— BEGIN —

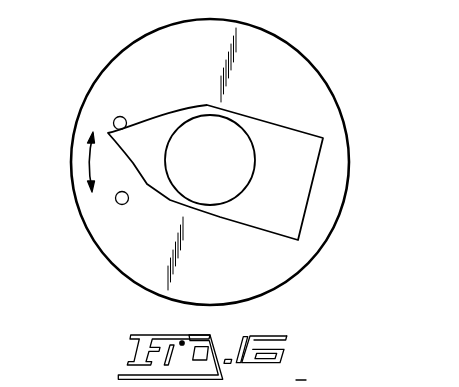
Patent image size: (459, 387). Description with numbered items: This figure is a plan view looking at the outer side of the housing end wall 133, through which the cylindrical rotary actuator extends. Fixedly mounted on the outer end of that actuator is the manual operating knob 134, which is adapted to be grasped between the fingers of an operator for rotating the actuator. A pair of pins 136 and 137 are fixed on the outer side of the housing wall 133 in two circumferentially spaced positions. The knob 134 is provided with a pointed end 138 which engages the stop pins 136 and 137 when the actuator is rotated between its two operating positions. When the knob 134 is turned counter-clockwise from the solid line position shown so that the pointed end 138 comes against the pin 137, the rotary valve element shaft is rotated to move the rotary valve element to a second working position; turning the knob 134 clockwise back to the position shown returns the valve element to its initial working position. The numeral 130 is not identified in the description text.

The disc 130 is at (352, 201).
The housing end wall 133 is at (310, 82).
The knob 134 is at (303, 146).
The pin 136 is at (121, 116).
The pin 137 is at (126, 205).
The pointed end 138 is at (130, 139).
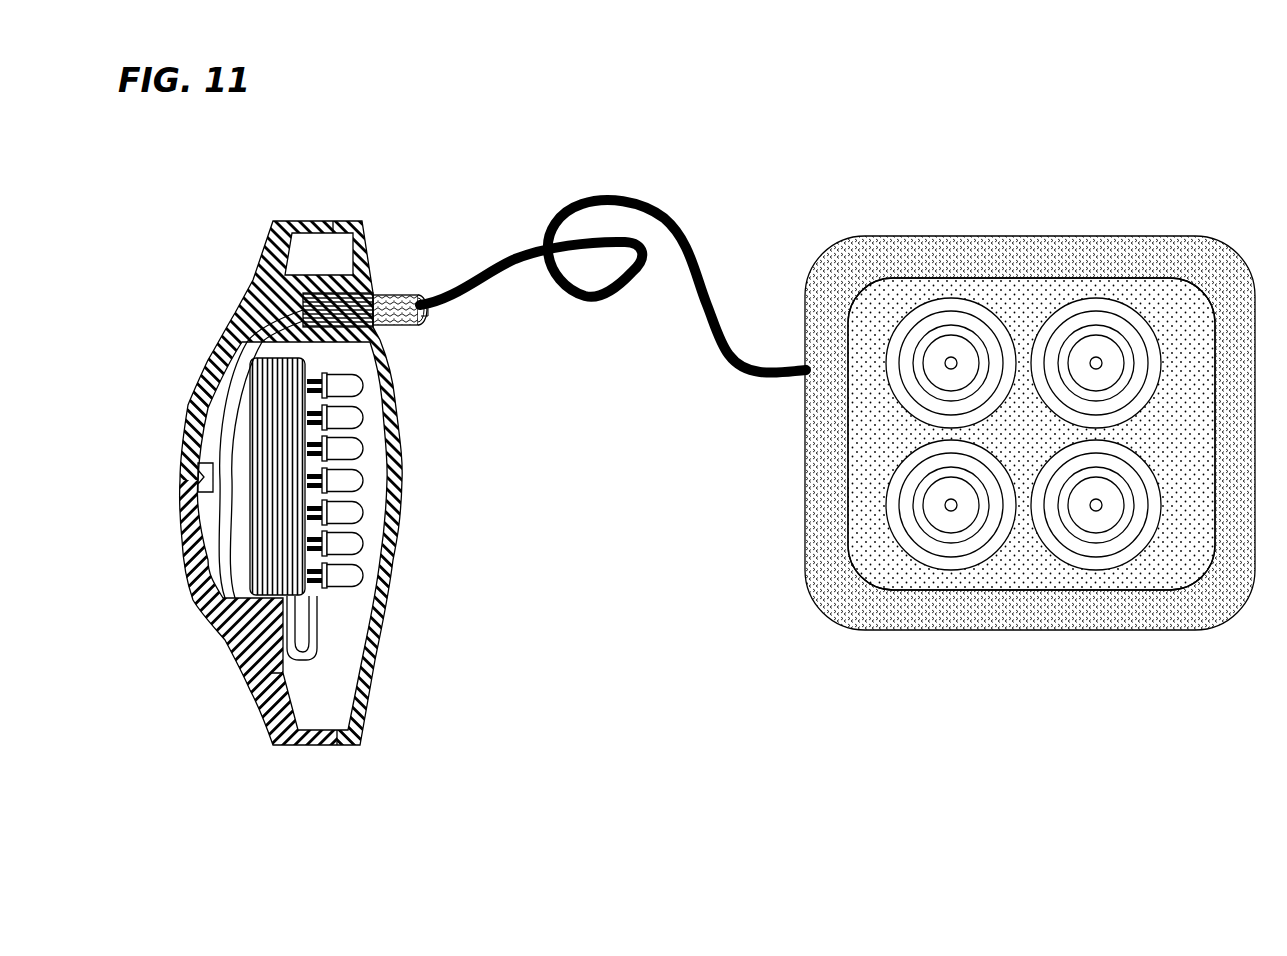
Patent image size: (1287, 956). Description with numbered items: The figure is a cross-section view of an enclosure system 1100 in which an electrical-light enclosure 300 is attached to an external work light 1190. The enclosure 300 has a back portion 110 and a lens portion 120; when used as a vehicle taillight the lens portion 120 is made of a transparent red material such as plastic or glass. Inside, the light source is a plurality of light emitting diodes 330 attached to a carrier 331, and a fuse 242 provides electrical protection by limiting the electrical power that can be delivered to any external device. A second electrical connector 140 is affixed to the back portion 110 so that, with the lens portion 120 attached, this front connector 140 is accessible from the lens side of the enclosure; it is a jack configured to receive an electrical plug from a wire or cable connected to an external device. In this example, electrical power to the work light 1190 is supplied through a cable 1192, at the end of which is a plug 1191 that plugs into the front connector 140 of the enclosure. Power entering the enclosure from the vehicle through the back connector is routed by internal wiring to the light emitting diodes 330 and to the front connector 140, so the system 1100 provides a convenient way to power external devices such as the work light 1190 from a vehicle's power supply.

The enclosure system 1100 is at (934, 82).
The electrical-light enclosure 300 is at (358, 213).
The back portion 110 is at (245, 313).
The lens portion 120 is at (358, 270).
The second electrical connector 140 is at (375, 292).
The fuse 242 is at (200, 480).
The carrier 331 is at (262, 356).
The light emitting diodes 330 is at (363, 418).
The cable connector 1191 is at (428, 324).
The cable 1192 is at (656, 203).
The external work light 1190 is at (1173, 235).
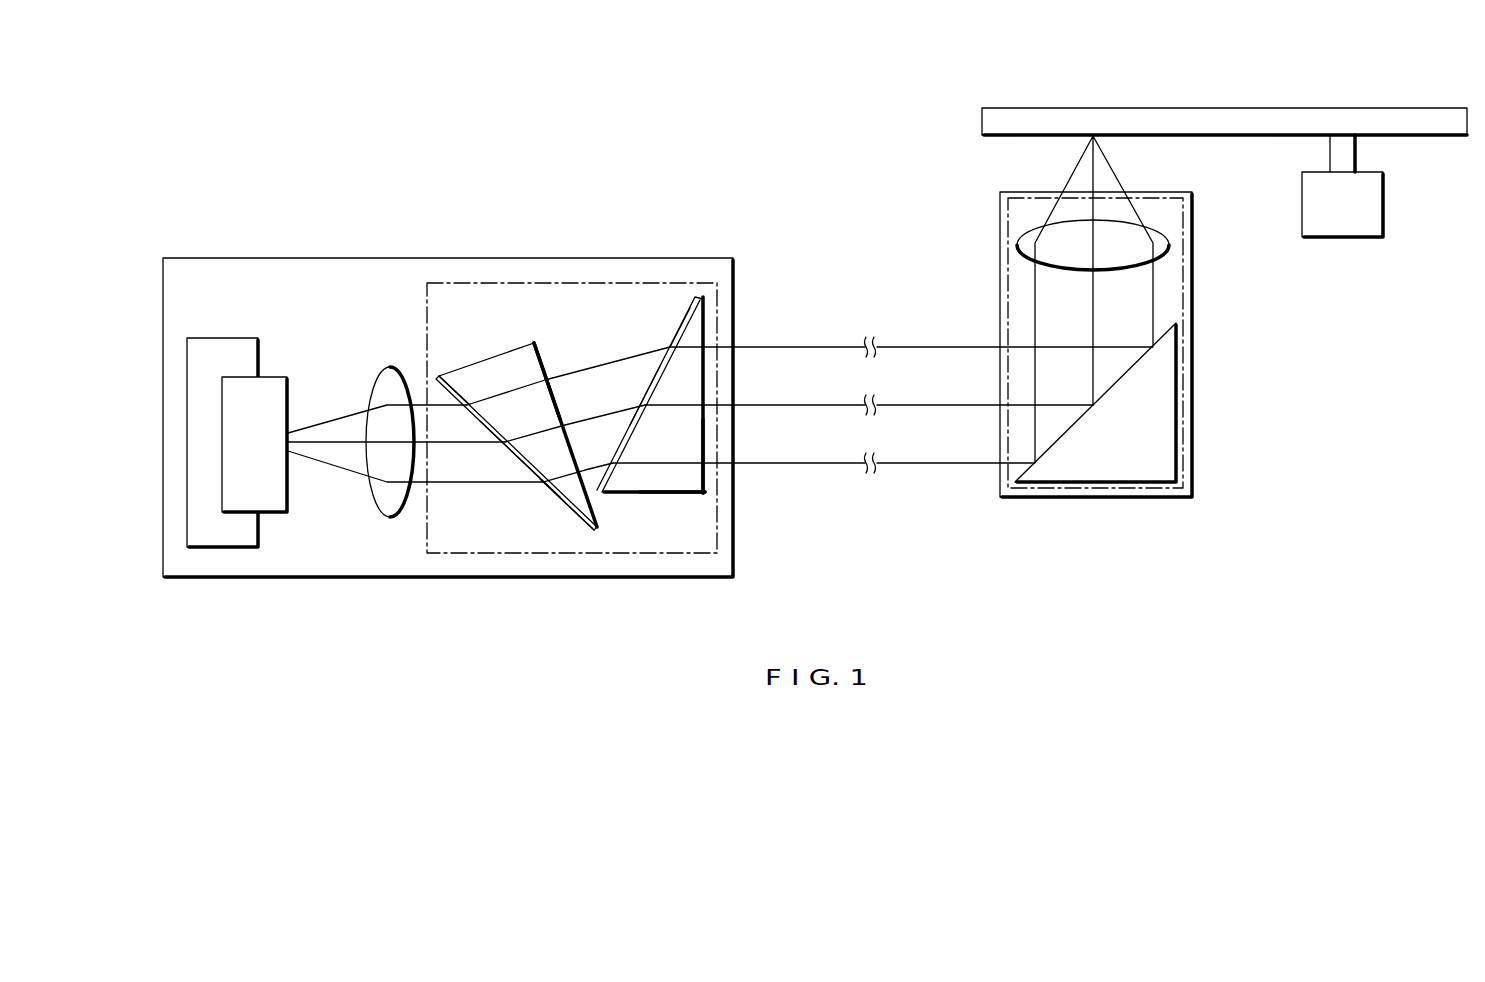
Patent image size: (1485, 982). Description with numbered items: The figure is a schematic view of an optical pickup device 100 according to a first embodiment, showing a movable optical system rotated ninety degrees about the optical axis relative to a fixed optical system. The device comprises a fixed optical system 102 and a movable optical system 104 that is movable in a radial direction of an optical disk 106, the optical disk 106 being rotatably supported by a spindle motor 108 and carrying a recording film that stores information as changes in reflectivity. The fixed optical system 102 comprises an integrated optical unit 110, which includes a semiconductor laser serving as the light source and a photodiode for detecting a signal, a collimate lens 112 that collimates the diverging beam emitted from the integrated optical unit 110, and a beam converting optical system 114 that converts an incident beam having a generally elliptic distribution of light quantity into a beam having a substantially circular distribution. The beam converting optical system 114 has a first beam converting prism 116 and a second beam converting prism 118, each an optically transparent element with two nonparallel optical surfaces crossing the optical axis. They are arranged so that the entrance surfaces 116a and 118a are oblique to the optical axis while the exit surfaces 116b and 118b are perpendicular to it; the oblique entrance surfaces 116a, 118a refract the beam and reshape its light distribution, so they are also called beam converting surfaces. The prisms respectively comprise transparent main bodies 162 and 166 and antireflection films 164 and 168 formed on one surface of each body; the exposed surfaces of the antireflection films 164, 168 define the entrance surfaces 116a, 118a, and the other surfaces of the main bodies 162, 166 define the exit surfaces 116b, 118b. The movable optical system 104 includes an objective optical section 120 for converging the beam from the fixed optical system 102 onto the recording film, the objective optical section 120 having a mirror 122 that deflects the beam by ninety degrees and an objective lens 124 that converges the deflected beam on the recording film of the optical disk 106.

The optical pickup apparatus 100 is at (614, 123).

— END —

| Task goal |
Extract every line of text from the data above, word for word and in order, leaving out the pictures.

| Solution to this exercise |
Patent image size: (459, 387). Description with numbered items: This figure is a plan view looking at the outer side of the housing end wall 133, through which the cylindrical rotary actuator extends. Fixedly mounted on the outer end of that actuator is the manual operating knob 134, which is adapted to be grasped between the fingers of an operator for rotating the actuator. A pair of pins 136 and 137 are fixed on the outer side of the housing wall 133 in two circumferentially spaced positions. The knob 134 is provided with a pointed end 138 which engages the stop pins 136 and 137 when the actuator is rotated between its two operating positions. When the knob 134 is turned counter-clockwise from the solid line position shown so that the pointed end 138 comes against the pin 137, the rotary valve element shaft is rotated to move the rotary valve element to a second working position; turning the knob 134 clockwise back to the position shown returns the valve element to its initial working position. The numeral 130 is not identified in the description text.

The disc 130 is at (352, 201).
The housing end wall 133 is at (310, 82).
The knob 134 is at (303, 146).
The pin 136 is at (121, 116).
The pin 137 is at (126, 205).
The pointed end 138 is at (130, 139).
Patent image size: (1287, 956). Description with numbered items: The figure is a cross-section view of an enclosure system 1100 in which an electrical-light enclosure 300 is attached to an external work light 1190. The enclosure 300 has a back portion 110 and a lens portion 120; when used as a vehicle taillight the lens portion 120 is made of a transparent red material such as plastic or glass. Inside, the light source is a plurality of light emitting diodes 330 attached to a carrier 331, and a fuse 242 provides electrical protection by limiting the electrical power that can be delivered to any external device. A second electrical connector 140 is affixed to the back portion 110 so that, with the lens portion 120 attached, this front connector 140 is accessible from the lens side of the enclosure; it is a jack configured to receive an electrical plug from a wire or cable connected to an external device. In this example, electrical power to the work light 1190 is supplied through a cable 1192, at the end of which is a plug 1191 that plugs into the front connector 140 of the enclosure. Power entering the enclosure from the vehicle through the back connector is routed by internal wiring to the light emitting diodes 330 and to the front connector 140, so the system 1100 provides a convenient way to power external devices such as the work light 1190 from a vehicle's power supply.

The enclosure system 1100 is at (934, 82).
The electrical-light enclosure 300 is at (358, 213).
The back portion 110 is at (245, 313).
The lens portion 120 is at (358, 270).
The second electrical connector 140 is at (375, 292).
The fuse 242 is at (200, 480).
The carrier 331 is at (262, 356).
The light emitting diodes 330 is at (363, 418).
The cable connector 1191 is at (428, 324).
The cable 1192 is at (656, 203).
The external work light 1190 is at (1173, 235).
Patent image size: (1485, 982). Description with numbered items: The figure is a schematic view of an optical pickup device 100 according to a first embodiment, showing a movable optical system rotated ninety degrees about the optical axis relative to a fixed optical system. The device comprises a fixed optical system 102 and a movable optical system 104 that is movable in a radial direction of an optical disk 106, the optical disk 106 being rotatably supported by a spindle motor 108 and carrying a recording film that stores information as changes in reflectivity. The fixed optical system 102 comprises an integrated optical unit 110, which includes a semiconductor laser serving as the light source and a photodiode for detecting a signal, a collimate lens 112 that collimates the diverging beam emitted from the integrated optical unit 110, and a beam converting optical system 114 that converts an incident beam having a generally elliptic distribution of light quantity into a beam having a substantially circular distribution. The beam converting optical system 114 has a first beam converting prism 116 and a second beam converting prism 118, each an optically transparent element with two nonparallel optical surfaces crossing the optical axis. They are arranged so that the entrance surfaces 116a and 118a are oblique to the optical axis while the exit surfaces 116b and 118b are perpendicular to it; the oblique entrance surfaces 116a, 118a refract the beam and reshape its light distribution, so they are also called beam converting surfaces. The prisms respectively comprise transparent main bodies 162 and 166 and antireflection films 164 and 168 formed on one surface of each body; the exposed surfaces of the antireflection films 164, 168 define the entrance surfaces 116a, 118a, and the other surfaces of the main bodies 162, 166 define the exit surfaces 116b, 118b. The movable optical system 104 includes an objective optical section 120 for converging the beam from the fixed optical system 102 onto the recording film, the objective optical section 120 having a mirror 122 that deflects the beam by ninety degrees and an objective lens 124 that converges the deflected beam on the recording film of the optical disk 106.

The optical pickup apparatus 100 is at (614, 123).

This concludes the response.